# Stated task
Copy out the data exactly, leaving the pictures behind.

==============================

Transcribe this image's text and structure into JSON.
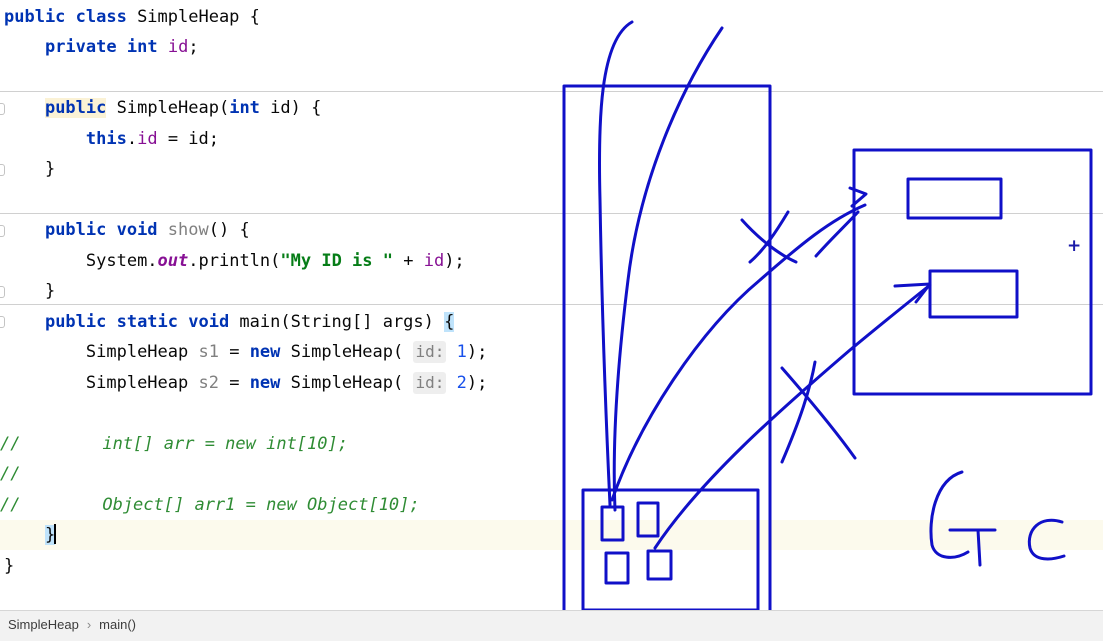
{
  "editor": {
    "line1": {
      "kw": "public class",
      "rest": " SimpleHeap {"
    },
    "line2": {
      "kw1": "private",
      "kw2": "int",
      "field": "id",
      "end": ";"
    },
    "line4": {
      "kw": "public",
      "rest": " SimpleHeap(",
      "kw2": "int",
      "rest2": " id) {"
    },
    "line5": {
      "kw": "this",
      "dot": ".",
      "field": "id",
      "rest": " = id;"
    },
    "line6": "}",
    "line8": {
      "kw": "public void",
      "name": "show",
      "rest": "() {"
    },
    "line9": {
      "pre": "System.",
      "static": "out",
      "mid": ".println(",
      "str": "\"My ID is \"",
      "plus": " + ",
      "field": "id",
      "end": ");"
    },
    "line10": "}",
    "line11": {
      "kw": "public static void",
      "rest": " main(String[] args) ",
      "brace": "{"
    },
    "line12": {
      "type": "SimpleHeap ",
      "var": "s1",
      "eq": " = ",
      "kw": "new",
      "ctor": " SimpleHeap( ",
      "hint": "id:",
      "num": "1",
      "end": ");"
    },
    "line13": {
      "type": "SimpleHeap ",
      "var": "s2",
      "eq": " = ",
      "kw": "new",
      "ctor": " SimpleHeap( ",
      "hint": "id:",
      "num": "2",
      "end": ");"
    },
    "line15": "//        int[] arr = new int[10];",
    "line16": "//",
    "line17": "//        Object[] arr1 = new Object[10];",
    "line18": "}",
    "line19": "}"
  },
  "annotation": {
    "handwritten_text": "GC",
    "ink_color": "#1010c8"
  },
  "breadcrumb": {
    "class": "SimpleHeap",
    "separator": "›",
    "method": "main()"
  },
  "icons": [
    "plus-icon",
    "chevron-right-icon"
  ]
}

==============================

# Output of the task
Transcribe this image's text and structure into JSON.
{
  "editor": {
    "line1": {
      "kw": "public class",
      "rest": " SimpleHeap {"
    },
    "line2": {
      "kw1": "private",
      "kw2": "int",
      "field": "id",
      "end": ";"
    },
    "line4": {
      "kw": "public",
      "rest": " SimpleHeap(",
      "kw2": "int",
      "rest2": " id) {"
    },
    "line5": {
      "kw": "this",
      "dot": ".",
      "field": "id",
      "rest": " = id;"
    },
    "line6": "}",
    "line8": {
      "kw": "public void",
      "name": "show",
      "rest": "() {"
    },
    "line9": {
      "pre": "System.",
      "static": "out",
      "mid": ".println(",
      "str": "\"My ID is \"",
      "plus": " + ",
      "field": "id",
      "end": ");"
    },
    "line10": "}",
    "line11": {
      "kw": "public static void",
      "rest": " main(String[] args) ",
      "brace": "{"
    },
    "line12": {
      "type": "SimpleHeap ",
      "var": "s1",
      "eq": " = ",
      "kw": "new",
      "ctor": " SimpleHeap( ",
      "hint": "id:",
      "num": "1",
      "end": ");"
    },
    "line13": {
      "type": "SimpleHeap ",
      "var": "s2",
      "eq": " = ",
      "kw": "new",
      "ctor": " SimpleHeap( ",
      "hint": "id:",
      "num": "2",
      "end": ");"
    },
    "line15": "//        int[] arr = new int[10];",
    "line16": "//",
    "line17": "//        Object[] arr1 = new Object[10];",
    "line18": "}",
    "line19": "}"
  },
  "annotation": {
    "handwritten_text": "GC",
    "ink_color": "#1010c8"
  },
  "breadcrumb": {
    "class": "SimpleHeap",
    "separator": "›",
    "method": "main()"
  },
  "icons": [
    "plus-icon",
    "chevron-right-icon"
  ]
}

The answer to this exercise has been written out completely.